• [WORK TO BE COMPLETED] Return every line of the records below verbatim, with no pictures in the copy.

[Start GIVEN DATA]

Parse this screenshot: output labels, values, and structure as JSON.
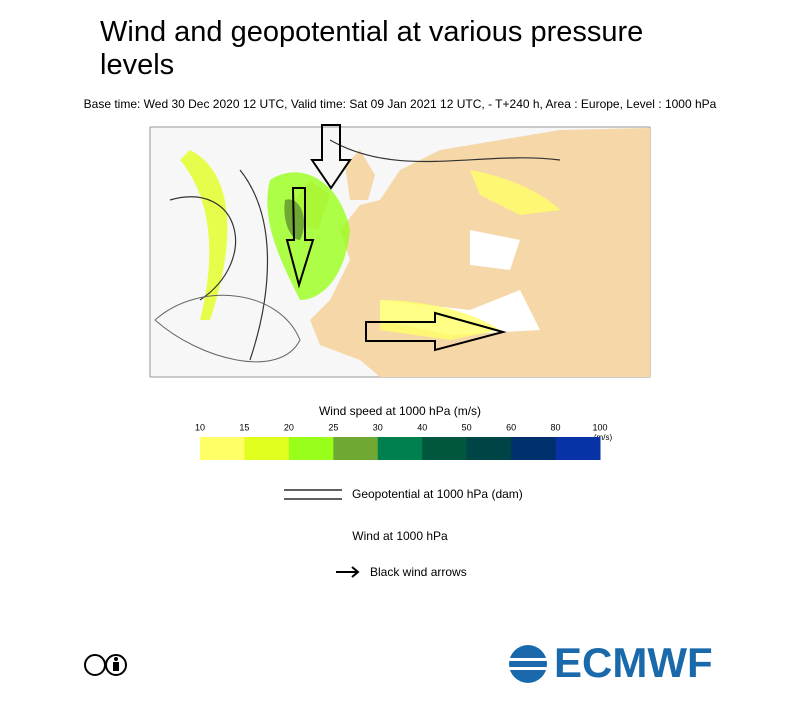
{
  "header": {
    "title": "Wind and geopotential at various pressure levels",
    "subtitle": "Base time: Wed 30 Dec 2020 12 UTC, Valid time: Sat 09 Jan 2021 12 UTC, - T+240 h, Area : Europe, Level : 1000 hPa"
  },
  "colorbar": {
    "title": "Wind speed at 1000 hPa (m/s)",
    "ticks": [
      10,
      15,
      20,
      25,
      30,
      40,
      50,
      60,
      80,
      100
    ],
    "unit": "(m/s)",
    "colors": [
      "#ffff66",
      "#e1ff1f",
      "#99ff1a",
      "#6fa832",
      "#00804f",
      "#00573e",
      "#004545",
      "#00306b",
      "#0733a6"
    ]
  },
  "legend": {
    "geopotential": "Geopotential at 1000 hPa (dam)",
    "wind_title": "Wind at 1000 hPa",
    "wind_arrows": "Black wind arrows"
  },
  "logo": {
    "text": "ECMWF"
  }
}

[End GIVEN DATA]

• [WRITTEN REPLY]
Parse this screenshot: output labels, values, and structure as JSON.
{
  "header": {
    "title": "Wind and geopotential at various pressure levels",
    "subtitle": "Base time: Wed 30 Dec 2020 12 UTC, Valid time: Sat 09 Jan 2021 12 UTC, - T+240 h, Area : Europe, Level : 1000 hPa"
  },
  "colorbar": {
    "title": "Wind speed at 1000 hPa (m/s)",
    "ticks": [
      10,
      15,
      20,
      25,
      30,
      40,
      50,
      60,
      80,
      100
    ],
    "unit": "(m/s)",
    "colors": [
      "#ffff66",
      "#e1ff1f",
      "#99ff1a",
      "#6fa832",
      "#00804f",
      "#00573e",
      "#004545",
      "#00306b",
      "#0733a6"
    ]
  },
  "legend": {
    "geopotential": "Geopotential at 1000 hPa (dam)",
    "wind_title": "Wind at 1000 hPa",
    "wind_arrows": "Black wind arrows"
  },
  "logo": {
    "text": "ECMWF"
  }
}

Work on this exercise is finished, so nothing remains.